WHAT YOU SHOULD DO
Across all the lines below, how many contain the string "JSON"? Please reply with the number only.

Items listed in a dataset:
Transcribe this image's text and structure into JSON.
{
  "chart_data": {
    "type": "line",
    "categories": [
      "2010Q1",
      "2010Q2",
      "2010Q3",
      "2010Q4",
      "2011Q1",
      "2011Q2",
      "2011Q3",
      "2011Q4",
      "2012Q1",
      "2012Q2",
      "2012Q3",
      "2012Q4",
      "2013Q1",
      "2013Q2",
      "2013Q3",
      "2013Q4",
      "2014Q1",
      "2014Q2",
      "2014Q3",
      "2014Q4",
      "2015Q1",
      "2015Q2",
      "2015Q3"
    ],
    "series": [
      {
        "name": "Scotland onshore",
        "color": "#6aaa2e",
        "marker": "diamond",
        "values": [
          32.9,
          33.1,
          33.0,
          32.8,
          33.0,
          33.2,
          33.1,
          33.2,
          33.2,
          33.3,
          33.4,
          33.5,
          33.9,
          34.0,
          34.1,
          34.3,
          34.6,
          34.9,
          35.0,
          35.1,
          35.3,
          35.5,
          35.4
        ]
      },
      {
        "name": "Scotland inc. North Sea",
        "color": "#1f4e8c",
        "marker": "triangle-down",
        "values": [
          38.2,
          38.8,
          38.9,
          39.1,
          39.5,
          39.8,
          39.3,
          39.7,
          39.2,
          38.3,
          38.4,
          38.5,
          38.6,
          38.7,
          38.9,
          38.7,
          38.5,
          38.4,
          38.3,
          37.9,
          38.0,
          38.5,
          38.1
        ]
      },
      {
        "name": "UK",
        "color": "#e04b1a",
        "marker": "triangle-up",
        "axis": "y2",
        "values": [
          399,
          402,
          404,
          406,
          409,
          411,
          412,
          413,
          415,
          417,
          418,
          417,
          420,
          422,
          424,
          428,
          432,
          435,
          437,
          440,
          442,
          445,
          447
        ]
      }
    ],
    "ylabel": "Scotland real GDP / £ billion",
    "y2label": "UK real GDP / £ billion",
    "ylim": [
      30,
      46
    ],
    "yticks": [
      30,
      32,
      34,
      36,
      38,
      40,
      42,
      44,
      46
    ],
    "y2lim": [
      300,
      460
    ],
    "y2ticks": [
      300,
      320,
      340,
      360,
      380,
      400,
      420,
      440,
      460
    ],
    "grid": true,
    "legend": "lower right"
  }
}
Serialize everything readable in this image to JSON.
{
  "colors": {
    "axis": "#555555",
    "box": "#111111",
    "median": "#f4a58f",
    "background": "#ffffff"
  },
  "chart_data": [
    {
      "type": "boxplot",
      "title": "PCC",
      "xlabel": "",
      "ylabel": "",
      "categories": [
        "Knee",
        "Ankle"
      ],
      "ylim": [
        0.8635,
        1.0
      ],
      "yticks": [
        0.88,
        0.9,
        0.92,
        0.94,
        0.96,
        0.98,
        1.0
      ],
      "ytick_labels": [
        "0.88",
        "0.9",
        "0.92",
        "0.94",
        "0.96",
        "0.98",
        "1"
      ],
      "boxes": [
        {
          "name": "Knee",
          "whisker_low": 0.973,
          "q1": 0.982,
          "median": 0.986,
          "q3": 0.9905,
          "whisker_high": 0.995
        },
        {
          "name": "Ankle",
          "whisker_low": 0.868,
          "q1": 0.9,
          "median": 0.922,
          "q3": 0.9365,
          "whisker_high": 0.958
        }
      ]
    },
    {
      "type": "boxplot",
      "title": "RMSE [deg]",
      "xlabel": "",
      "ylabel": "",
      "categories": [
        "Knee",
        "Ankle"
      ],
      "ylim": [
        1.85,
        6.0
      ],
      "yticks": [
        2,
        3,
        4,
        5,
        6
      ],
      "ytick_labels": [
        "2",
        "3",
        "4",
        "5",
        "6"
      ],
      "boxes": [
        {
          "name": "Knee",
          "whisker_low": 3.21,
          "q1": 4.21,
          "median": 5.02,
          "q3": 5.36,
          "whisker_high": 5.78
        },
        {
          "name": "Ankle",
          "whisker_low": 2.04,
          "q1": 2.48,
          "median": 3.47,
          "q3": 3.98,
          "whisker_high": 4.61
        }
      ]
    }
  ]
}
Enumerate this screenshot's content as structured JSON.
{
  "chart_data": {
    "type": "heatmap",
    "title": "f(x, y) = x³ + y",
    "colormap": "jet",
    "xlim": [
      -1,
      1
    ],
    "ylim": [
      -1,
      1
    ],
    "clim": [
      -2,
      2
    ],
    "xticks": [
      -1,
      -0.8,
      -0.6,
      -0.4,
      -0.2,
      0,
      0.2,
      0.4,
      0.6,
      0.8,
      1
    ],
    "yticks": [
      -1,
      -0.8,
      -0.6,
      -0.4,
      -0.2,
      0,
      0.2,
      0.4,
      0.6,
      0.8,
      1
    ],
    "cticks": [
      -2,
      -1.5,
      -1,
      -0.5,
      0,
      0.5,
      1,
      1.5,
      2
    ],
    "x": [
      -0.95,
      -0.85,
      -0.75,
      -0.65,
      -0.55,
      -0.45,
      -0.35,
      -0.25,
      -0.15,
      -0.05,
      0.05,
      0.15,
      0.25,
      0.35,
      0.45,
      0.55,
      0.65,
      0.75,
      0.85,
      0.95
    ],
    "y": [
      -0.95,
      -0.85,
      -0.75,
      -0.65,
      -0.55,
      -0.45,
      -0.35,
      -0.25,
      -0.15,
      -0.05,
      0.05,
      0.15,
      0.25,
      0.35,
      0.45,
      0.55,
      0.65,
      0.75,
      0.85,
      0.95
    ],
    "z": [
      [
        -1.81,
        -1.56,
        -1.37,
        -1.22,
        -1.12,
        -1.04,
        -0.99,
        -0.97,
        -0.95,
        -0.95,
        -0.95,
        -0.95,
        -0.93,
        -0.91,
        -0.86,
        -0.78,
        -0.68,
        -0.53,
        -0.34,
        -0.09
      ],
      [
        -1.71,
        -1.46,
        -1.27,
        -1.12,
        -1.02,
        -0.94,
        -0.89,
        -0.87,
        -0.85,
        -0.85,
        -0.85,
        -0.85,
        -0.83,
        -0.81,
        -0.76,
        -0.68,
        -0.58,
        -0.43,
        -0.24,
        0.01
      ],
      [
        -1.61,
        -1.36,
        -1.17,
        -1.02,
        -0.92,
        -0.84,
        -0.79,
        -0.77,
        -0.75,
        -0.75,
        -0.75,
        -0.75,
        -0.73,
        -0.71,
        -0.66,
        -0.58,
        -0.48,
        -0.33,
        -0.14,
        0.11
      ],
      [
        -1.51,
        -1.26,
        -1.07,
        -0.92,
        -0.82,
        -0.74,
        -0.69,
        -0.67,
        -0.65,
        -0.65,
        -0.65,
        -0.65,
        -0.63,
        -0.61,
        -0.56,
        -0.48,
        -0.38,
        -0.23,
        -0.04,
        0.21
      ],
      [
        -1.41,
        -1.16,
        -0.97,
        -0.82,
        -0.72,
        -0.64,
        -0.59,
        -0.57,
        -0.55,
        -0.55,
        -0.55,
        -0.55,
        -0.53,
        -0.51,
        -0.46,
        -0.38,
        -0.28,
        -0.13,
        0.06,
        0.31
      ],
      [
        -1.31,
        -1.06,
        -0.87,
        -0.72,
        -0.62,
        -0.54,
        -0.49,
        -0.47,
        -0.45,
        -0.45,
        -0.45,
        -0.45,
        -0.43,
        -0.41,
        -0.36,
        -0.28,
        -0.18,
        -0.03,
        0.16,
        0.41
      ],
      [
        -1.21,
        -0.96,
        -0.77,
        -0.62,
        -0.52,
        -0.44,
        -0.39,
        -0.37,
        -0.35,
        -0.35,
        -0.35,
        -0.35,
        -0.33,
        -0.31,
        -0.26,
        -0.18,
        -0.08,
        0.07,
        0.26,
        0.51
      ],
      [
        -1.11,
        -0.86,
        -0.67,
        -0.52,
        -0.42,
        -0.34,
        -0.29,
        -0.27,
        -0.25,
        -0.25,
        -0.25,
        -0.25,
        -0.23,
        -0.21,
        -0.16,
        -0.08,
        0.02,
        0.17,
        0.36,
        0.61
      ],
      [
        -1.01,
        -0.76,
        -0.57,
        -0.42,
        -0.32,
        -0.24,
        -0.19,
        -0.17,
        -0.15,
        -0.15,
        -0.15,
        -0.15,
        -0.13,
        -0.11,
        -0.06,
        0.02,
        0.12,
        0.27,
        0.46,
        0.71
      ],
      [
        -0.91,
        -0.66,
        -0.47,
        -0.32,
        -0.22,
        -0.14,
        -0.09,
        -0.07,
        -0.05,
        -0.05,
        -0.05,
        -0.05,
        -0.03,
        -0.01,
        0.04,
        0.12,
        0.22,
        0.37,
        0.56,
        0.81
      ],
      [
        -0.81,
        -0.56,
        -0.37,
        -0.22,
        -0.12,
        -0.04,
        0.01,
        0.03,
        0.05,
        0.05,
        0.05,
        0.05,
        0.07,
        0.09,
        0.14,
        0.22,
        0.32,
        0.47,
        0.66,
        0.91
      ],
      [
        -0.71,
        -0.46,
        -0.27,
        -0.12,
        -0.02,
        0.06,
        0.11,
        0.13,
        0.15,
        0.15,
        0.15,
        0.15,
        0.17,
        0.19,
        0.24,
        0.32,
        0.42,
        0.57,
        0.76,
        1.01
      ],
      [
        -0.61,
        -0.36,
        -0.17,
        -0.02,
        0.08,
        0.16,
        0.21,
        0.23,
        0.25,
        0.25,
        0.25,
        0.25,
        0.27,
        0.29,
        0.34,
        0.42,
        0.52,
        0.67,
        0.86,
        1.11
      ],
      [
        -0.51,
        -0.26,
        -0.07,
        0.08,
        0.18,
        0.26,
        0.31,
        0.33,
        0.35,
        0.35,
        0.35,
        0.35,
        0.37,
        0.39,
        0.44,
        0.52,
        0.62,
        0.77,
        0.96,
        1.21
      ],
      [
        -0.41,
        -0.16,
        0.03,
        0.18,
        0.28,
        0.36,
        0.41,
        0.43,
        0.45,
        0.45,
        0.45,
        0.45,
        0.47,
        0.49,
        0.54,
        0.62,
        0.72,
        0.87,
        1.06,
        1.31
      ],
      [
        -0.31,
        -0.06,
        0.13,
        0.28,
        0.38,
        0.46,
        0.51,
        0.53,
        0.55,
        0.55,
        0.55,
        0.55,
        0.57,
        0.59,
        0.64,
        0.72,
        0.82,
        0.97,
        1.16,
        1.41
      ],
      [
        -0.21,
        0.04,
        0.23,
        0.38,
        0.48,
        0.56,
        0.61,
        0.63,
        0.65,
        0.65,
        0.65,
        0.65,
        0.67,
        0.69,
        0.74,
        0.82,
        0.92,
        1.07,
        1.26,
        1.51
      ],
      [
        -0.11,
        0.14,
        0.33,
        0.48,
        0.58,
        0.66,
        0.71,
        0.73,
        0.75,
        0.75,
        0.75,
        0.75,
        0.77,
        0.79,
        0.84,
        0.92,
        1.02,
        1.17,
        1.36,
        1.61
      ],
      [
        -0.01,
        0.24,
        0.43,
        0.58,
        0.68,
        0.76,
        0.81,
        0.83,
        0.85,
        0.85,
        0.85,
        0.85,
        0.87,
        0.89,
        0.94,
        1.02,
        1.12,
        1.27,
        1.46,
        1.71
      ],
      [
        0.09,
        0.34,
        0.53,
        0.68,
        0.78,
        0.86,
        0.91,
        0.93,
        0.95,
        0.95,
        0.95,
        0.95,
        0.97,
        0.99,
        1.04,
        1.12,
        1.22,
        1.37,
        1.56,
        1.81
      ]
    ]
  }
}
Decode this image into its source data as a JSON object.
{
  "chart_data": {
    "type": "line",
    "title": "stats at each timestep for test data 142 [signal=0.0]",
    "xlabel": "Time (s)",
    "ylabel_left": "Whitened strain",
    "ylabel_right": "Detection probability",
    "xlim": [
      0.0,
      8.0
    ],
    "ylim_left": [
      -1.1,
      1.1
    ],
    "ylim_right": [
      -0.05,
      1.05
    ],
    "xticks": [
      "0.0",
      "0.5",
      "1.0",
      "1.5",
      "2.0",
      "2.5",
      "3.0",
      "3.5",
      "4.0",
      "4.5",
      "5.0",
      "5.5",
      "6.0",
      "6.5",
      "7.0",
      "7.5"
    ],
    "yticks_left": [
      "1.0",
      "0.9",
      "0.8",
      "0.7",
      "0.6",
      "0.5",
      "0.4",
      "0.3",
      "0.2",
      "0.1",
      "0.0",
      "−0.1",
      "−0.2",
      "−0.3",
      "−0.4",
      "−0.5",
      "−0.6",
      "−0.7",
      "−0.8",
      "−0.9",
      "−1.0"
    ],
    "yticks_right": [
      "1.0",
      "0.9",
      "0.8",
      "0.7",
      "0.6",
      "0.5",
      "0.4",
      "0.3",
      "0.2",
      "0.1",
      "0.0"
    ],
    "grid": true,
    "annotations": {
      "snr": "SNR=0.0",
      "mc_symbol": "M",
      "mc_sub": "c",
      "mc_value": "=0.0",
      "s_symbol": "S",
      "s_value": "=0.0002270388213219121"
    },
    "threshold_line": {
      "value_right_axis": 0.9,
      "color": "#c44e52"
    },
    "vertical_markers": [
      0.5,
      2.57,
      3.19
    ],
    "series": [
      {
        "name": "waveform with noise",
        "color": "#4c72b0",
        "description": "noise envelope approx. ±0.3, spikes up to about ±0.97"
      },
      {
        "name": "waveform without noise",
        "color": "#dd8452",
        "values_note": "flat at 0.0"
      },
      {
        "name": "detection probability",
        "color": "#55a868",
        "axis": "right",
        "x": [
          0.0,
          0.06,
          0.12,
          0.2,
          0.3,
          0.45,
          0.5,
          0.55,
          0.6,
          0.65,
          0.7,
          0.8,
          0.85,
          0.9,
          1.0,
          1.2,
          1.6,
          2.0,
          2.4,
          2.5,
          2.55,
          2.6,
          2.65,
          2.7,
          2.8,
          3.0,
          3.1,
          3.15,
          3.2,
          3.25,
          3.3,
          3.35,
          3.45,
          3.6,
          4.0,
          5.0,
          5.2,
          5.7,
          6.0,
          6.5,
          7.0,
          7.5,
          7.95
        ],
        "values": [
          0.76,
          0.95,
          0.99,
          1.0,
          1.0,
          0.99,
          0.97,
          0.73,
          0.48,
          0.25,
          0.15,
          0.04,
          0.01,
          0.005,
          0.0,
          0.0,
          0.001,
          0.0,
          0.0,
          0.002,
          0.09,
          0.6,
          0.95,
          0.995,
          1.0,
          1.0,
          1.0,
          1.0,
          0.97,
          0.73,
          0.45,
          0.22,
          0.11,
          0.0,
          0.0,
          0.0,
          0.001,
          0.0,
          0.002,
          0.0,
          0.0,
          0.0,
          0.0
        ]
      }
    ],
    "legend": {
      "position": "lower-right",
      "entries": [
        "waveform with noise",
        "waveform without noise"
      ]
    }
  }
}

EXERCISE SOLUTION
4